**EXERCISE AIM**
Scan the lines below; pull out those with "dolphins".

**ROWS**
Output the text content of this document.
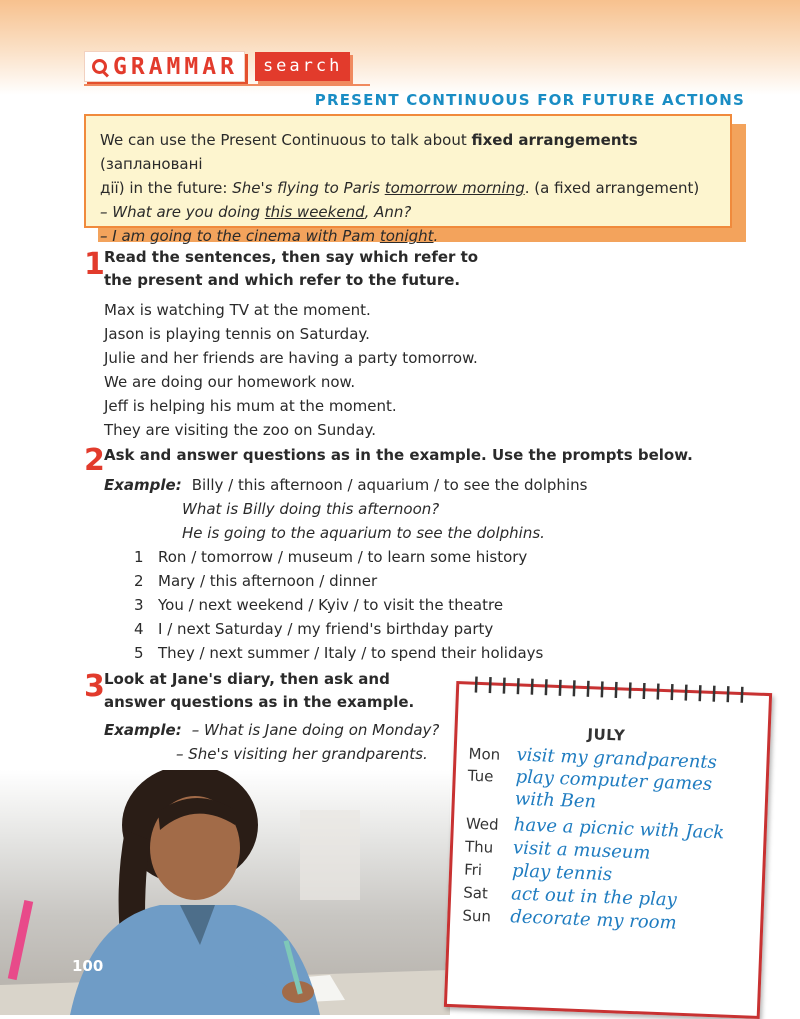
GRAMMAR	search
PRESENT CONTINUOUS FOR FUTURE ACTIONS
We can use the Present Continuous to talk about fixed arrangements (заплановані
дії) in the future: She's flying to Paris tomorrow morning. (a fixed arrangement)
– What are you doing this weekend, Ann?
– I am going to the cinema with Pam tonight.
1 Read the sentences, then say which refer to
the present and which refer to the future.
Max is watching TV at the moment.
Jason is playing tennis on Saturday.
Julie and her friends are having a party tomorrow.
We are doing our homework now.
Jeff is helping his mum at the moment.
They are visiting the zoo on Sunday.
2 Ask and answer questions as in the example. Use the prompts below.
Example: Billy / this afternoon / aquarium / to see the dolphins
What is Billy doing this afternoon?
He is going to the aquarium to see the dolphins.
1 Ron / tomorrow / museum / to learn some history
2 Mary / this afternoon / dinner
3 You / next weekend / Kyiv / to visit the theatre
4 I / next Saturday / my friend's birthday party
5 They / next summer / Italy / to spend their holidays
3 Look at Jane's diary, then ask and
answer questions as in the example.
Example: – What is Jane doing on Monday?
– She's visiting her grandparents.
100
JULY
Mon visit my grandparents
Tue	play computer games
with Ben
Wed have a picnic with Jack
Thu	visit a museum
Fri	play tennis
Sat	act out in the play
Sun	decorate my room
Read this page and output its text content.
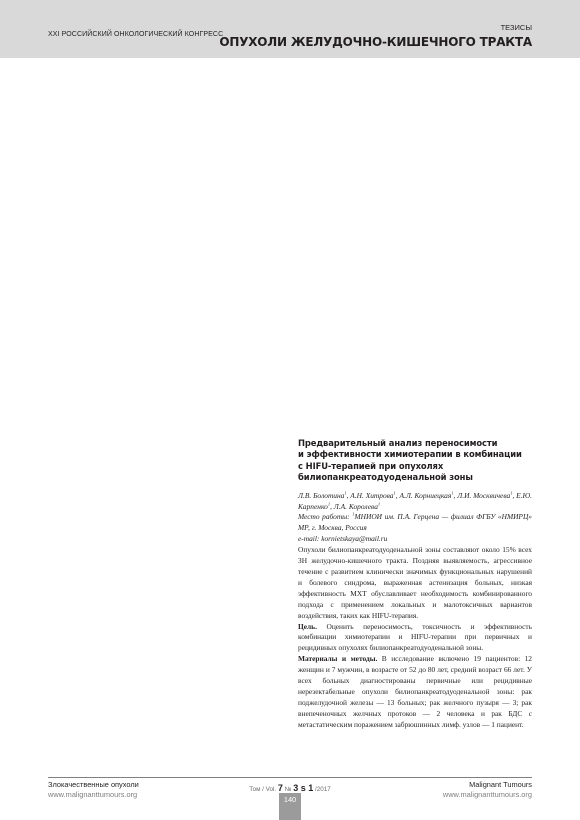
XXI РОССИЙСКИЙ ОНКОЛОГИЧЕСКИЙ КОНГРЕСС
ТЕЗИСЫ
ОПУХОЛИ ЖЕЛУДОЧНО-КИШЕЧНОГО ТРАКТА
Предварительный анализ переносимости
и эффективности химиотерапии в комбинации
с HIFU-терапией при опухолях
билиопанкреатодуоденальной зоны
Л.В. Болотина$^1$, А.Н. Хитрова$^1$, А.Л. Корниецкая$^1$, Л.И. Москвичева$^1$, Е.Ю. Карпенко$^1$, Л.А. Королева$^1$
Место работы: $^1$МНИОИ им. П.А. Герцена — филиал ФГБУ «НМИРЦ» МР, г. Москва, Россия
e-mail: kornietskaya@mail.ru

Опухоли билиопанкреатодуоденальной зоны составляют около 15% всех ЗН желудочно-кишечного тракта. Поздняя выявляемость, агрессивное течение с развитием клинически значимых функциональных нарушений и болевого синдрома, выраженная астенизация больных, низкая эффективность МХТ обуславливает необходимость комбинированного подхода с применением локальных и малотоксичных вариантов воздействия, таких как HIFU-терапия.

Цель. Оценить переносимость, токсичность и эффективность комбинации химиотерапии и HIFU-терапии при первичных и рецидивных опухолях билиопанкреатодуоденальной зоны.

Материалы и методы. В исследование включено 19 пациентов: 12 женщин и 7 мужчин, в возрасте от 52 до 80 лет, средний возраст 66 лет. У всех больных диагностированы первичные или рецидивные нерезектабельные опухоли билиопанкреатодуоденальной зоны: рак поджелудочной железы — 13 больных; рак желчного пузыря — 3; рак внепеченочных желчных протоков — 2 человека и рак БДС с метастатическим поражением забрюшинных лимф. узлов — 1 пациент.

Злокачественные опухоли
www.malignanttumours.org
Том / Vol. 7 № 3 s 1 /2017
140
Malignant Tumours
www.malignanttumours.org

**FULL ANSWER**
Example: Billy / this afternoon / aquarium / to see the dolphins
He is going to the aquarium to see the dolphins.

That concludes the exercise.